THE REQUEST >>
Each line below should be reproduced without any alteration.

DATA FOR PROCESSING >>
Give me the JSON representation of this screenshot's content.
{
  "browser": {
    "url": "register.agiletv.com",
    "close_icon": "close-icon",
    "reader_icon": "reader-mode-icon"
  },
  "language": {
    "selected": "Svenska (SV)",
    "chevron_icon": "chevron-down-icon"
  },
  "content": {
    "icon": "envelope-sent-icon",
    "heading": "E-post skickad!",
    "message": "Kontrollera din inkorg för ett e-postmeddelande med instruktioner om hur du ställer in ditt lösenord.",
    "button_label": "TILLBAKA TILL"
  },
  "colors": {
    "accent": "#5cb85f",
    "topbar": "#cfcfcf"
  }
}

RESPONSE >>
Give me the JSON representation of this screenshot's content.
{
  "browser": {
    "url": "register.agiletv.com",
    "close_icon": "close-icon",
    "reader_icon": "reader-mode-icon"
  },
  "language": {
    "selected": "Svenska (SV)",
    "chevron_icon": "chevron-down-icon"
  },
  "content": {
    "icon": "envelope-sent-icon",
    "heading": "E-post skickad!",
    "message": "Kontrollera din inkorg för ett e-postmeddelande med instruktioner om hur du ställer in ditt lösenord.",
    "button_label": "TILLBAKA TILL"
  },
  "colors": {
    "accent": "#5cb85f",
    "topbar": "#cfcfcf"
  }
}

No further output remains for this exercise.